Tally the lines containing "ylabel" and report the number alone.

- _DATA EXTRACT_:

__________

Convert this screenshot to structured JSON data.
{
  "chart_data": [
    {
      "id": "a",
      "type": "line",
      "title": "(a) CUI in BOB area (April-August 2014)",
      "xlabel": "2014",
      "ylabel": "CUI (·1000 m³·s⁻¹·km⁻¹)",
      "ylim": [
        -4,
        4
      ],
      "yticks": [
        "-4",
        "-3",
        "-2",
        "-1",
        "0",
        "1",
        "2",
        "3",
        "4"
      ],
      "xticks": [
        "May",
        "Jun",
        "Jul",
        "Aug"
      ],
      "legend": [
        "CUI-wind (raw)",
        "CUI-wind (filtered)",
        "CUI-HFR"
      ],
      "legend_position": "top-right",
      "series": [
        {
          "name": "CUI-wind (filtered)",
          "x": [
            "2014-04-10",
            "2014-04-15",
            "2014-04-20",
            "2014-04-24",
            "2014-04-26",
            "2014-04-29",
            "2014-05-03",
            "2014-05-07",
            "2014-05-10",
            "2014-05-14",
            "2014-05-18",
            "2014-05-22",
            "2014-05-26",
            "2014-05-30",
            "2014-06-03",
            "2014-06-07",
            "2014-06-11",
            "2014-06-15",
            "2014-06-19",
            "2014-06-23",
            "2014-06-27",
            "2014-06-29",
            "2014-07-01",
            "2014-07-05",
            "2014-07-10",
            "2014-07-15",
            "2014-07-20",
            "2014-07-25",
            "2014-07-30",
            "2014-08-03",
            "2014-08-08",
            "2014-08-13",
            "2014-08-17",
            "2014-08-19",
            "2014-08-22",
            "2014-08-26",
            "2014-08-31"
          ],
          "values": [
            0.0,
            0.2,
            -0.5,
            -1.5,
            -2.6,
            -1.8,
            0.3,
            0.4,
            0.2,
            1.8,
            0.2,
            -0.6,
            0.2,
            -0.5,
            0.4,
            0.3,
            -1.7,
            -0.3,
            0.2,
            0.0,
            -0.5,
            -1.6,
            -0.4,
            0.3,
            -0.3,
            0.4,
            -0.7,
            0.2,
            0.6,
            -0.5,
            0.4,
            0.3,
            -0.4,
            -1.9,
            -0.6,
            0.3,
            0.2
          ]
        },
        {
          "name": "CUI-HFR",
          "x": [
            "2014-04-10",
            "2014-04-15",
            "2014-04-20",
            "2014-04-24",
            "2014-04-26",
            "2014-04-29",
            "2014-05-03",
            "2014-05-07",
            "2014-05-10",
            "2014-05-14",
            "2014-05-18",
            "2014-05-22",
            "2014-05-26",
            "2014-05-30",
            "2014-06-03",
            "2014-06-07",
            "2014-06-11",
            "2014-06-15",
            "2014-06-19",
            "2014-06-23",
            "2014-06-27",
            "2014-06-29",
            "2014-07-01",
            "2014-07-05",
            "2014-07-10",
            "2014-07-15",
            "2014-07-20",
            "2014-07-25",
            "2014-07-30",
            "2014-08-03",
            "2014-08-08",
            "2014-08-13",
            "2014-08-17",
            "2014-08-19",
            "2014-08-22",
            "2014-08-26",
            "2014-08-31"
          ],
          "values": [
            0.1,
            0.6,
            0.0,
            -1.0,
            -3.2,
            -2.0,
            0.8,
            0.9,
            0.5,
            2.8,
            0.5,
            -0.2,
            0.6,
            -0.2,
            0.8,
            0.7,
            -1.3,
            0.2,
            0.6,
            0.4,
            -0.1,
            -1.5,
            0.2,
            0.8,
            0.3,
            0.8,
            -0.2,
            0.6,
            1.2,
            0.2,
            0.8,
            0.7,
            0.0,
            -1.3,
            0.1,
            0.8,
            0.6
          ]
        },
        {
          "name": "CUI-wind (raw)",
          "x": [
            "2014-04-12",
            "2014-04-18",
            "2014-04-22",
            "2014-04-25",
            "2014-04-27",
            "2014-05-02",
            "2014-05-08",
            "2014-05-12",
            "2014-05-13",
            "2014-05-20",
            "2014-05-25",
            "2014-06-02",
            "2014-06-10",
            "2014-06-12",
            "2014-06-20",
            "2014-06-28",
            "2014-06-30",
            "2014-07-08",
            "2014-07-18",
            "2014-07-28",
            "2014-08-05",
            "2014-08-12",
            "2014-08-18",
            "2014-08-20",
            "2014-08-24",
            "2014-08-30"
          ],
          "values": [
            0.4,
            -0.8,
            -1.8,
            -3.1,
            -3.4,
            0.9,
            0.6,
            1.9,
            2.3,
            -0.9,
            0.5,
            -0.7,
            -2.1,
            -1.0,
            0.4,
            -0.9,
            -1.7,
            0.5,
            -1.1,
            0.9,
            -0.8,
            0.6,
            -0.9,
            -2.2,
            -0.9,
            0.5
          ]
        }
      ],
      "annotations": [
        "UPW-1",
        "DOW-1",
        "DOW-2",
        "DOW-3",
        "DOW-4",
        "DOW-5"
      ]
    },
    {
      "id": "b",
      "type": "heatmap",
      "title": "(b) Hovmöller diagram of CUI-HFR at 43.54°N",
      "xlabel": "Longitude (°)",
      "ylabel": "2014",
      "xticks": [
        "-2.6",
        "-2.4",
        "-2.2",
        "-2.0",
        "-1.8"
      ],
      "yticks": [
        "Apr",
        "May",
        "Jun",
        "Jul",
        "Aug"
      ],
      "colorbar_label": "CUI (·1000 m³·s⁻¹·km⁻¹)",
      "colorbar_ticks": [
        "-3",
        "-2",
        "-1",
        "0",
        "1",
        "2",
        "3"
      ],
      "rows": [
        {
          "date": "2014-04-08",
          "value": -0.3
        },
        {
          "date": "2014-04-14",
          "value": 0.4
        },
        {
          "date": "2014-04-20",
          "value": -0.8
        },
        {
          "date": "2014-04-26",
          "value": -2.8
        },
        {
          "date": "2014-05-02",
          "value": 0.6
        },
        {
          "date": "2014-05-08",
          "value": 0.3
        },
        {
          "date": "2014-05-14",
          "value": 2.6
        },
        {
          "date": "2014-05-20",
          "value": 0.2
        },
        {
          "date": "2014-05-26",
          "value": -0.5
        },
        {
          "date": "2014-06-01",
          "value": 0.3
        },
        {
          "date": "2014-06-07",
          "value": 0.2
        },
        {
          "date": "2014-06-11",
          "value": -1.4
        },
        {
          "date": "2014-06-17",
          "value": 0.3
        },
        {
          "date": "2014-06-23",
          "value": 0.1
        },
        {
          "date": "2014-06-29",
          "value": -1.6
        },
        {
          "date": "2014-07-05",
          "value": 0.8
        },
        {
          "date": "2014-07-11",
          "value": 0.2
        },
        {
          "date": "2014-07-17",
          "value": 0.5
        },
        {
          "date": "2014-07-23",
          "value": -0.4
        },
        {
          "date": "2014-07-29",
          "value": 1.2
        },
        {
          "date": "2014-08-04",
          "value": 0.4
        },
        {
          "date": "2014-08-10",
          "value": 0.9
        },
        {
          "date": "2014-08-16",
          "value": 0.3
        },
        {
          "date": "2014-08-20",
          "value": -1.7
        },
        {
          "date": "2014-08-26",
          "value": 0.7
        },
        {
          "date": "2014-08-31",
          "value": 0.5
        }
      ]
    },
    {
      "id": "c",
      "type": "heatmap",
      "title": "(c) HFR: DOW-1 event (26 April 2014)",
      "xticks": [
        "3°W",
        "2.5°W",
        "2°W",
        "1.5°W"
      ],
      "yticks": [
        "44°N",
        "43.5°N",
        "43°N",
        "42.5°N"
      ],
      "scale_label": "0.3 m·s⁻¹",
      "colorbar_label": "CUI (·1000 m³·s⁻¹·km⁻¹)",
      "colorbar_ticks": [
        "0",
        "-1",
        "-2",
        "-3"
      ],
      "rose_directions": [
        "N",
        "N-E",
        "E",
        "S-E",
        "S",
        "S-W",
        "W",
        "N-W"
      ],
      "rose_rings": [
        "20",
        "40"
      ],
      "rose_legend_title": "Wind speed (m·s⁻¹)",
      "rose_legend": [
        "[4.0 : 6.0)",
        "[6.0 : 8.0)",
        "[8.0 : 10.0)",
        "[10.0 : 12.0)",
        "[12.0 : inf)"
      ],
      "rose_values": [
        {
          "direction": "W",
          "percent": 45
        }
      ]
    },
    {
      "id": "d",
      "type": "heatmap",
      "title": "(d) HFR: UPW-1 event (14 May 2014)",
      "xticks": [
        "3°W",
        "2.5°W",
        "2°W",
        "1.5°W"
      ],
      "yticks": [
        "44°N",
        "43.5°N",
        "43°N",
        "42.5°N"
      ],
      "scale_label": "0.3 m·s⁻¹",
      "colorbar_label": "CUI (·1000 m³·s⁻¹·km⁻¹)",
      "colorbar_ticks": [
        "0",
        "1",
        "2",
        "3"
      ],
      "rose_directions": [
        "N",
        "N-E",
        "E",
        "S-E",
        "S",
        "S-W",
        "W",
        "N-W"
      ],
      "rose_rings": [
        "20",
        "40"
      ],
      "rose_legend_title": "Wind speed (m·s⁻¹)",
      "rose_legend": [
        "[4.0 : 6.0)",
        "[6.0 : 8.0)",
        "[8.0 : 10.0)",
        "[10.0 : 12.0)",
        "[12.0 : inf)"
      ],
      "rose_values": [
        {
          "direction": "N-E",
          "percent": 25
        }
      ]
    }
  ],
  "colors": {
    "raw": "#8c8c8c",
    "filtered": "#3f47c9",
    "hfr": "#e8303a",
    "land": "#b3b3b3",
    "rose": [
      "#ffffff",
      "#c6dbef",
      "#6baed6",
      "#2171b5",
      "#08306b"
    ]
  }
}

__________

- _RESULT_:
2